Below are entries. Pull out all lines containing "xlabel".

---- RECORD SET

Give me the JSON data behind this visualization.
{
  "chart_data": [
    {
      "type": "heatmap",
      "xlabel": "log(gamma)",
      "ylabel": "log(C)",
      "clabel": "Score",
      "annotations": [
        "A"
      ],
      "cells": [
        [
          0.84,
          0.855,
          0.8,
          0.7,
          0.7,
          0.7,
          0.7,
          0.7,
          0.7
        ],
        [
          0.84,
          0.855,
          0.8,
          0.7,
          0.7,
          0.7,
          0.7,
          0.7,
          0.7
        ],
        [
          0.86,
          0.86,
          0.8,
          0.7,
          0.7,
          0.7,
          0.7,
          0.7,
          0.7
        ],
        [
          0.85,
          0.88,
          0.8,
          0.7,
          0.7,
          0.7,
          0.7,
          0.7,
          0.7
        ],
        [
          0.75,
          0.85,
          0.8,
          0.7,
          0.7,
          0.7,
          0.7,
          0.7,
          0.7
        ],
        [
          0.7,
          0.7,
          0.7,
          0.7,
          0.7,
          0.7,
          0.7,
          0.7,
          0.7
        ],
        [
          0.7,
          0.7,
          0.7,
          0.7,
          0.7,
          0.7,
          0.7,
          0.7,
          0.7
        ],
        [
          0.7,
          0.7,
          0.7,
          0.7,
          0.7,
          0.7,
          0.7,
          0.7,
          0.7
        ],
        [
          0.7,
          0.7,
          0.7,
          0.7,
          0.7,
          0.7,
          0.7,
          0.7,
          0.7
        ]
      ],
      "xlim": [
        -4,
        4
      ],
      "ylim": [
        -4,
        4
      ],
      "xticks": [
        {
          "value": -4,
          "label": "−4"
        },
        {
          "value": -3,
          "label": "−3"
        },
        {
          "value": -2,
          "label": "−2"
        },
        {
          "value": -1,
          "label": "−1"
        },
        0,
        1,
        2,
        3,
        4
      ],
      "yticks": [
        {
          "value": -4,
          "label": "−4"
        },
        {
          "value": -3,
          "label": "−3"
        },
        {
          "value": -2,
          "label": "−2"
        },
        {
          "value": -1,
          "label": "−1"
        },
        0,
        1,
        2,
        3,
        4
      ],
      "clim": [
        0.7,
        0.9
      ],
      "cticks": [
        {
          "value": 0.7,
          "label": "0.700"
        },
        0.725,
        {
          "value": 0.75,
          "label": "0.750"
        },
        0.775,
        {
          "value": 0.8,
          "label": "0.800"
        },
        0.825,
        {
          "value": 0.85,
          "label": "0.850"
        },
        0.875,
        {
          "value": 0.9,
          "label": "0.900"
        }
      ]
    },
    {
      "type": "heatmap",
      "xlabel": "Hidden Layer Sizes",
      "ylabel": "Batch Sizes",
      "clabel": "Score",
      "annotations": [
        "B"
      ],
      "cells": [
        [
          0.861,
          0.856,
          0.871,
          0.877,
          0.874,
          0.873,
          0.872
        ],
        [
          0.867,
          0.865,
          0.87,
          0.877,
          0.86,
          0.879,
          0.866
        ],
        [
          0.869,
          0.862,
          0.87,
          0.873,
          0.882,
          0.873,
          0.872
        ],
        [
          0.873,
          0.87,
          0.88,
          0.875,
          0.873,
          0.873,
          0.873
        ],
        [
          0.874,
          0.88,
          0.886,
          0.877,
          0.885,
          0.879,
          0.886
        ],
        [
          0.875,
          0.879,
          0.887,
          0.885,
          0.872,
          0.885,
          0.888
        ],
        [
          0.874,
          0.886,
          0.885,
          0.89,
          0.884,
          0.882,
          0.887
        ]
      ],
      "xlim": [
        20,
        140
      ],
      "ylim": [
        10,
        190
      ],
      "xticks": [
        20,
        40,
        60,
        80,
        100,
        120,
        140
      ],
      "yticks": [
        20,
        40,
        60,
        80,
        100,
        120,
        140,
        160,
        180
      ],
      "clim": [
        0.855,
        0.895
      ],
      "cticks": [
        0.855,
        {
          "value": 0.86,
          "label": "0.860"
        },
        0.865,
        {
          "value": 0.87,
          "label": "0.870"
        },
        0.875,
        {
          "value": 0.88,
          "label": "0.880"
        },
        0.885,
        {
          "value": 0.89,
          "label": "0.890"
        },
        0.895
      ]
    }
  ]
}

--------
---- RECORD SET

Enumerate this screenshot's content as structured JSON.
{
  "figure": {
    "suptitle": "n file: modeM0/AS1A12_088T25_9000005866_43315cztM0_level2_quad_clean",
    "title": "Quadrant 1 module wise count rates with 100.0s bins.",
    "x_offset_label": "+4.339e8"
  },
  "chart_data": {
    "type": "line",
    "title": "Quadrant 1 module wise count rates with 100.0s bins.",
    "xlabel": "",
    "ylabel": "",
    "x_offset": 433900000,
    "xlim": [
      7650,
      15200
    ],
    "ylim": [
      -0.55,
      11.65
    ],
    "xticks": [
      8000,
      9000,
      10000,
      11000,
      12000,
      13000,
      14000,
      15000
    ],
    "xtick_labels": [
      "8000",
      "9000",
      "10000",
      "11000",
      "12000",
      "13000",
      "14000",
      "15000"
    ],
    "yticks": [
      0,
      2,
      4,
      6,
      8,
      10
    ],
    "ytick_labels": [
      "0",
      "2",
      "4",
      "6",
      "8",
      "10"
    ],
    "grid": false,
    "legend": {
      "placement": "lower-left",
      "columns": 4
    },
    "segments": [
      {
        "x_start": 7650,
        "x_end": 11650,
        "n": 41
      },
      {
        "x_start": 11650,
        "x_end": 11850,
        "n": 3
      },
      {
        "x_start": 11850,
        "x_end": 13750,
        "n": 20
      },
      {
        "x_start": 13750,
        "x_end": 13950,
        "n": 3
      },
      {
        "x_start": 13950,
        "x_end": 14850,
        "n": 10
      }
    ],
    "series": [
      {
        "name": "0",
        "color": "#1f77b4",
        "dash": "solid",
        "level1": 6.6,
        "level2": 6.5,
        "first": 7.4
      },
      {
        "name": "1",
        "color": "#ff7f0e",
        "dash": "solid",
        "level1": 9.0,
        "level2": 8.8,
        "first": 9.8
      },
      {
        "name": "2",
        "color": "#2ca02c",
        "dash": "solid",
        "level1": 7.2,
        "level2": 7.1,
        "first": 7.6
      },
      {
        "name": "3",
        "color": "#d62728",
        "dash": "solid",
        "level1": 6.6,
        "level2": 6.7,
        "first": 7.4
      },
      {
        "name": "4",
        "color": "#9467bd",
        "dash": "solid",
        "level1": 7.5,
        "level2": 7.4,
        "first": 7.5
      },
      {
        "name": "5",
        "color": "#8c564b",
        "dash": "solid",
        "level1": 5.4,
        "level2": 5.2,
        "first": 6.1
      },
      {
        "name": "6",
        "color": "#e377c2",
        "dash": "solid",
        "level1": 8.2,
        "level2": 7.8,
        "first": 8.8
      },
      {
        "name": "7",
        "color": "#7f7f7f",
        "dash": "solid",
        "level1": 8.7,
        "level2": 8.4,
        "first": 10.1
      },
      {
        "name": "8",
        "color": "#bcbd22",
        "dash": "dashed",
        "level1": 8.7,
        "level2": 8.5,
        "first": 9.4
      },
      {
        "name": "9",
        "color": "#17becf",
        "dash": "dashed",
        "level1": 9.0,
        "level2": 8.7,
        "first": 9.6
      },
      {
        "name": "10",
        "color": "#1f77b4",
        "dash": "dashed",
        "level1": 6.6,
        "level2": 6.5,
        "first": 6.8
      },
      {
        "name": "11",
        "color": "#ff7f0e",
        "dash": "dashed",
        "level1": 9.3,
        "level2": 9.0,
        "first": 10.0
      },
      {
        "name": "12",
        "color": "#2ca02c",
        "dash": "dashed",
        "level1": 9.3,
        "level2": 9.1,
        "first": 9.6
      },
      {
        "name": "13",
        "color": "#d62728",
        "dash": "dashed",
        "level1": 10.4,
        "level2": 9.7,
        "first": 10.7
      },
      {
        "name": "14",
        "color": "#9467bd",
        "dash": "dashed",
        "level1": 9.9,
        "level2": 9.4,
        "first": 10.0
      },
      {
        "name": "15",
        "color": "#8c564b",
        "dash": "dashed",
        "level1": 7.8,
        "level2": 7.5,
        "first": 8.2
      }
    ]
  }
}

--------

• **FULL OUTPUT**:
      "xlabel": "log(gamma)",
      "xlabel": "Hidden Layer Sizes",
    "xlabel": "",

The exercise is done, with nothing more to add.